## Exercise aim:
Extract every line that contains the string "title".

Dataset excerpts:

'''

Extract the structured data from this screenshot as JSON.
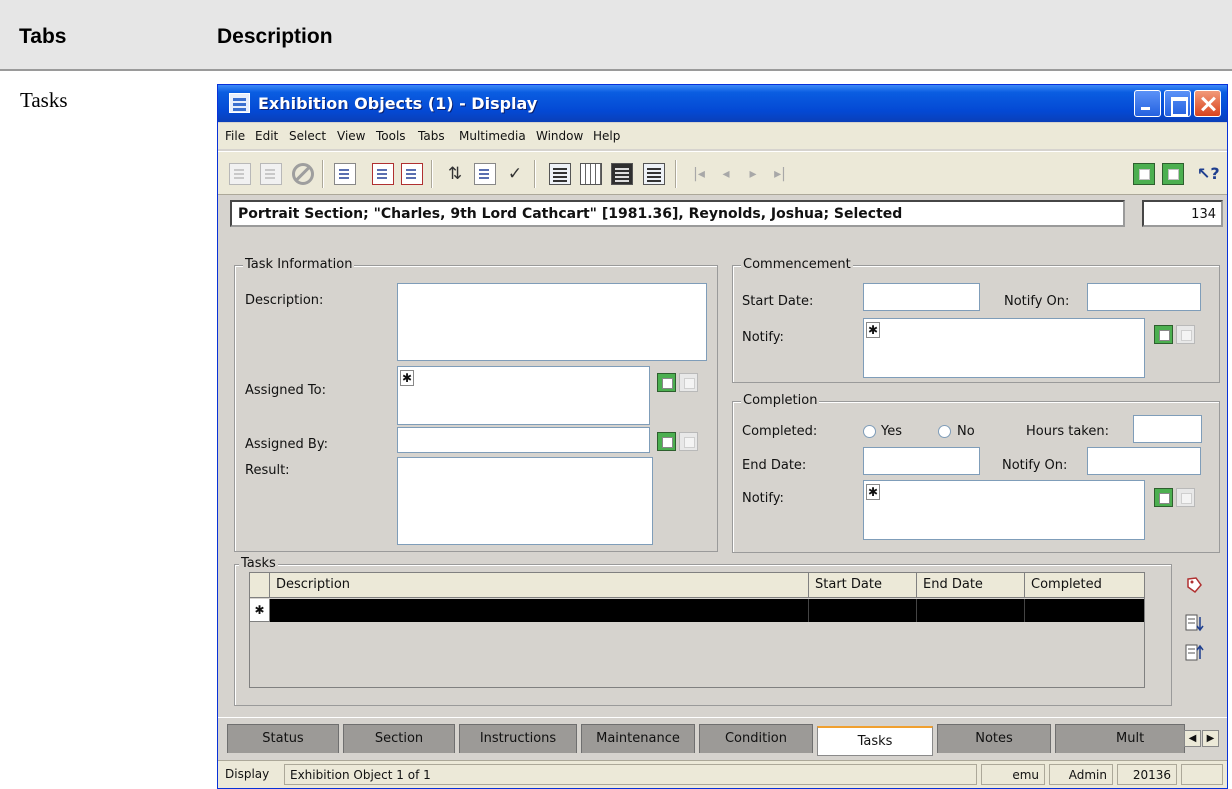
{
  "doc_table": {
    "headers": [
      "Tabs",
      "Description"
    ],
    "row_label": "Tasks"
  },
  "window": {
    "title": "Exhibition Objects (1) - Display",
    "menu": [
      "File",
      "Edit",
      "Select",
      "View",
      "Tools",
      "Tabs",
      "Multimedia",
      "Window",
      "Help"
    ],
    "toolbar_icons": [
      "new-record-icon",
      "save-icon",
      "cancel-icon",
      "new-window-icon",
      "copy-record-icon",
      "delete-record-icon",
      "sort-icon",
      "attach-icon",
      "spell-check-icon",
      "details-view-icon",
      "list-view-icon",
      "page-view-icon",
      "form-view-icon",
      "first-record-icon",
      "previous-record-icon",
      "next-record-icon",
      "last-record-icon",
      "lookup-icon",
      "notes-icon",
      "help-pointer-icon"
    ],
    "summary": "Portrait Section; \"Charles, 9th Lord Cathcart\" [1981.36], Reynolds, Joshua; Selected",
    "record_count": "134",
    "task_info": {
      "title": "Task Information",
      "description_label": "Description:",
      "description_value": "",
      "assigned_to_label": "Assigned To:",
      "assigned_to_value": "",
      "assigned_by_label": "Assigned By:",
      "assigned_by_value": "",
      "result_label": "Result:",
      "result_value": ""
    },
    "commencement": {
      "title": "Commencement",
      "start_date_label": "Start Date:",
      "start_date_value": "",
      "notify_on_label": "Notify On:",
      "notify_on_value": "",
      "notify_label": "Notify:",
      "notify_value": ""
    },
    "completion": {
      "title": "Completion",
      "completed_label": "Completed:",
      "yes_label": "Yes",
      "no_label": "No",
      "hours_taken_label": "Hours taken:",
      "hours_taken_value": "",
      "end_date_label": "End Date:",
      "end_date_value": "",
      "notify_on_label": "Notify On:",
      "notify_on_value": "",
      "notify_label": "Notify:",
      "notify_value": ""
    },
    "tasks_grid": {
      "title": "Tasks",
      "columns": [
        "Description",
        "Start Date",
        "End Date",
        "Completed"
      ],
      "rows": []
    },
    "tabs": [
      "Status",
      "Section",
      "Instructions",
      "Maintenance",
      "Condition",
      "Tasks",
      "Notes",
      "Mult"
    ],
    "active_tab": "Tasks",
    "status_bar": {
      "mode": "Display",
      "record_position": "Exhibition Object 1 of 1",
      "database": "emu",
      "user": "Admin",
      "record_id": "20136"
    }
  }
}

'''

## Response below:
    "title": "Exhibition Objects (1) - Display",
      "title": "Task Information",
      "title": "Commencement",
      "title": "Completion",
      "title": "Tasks",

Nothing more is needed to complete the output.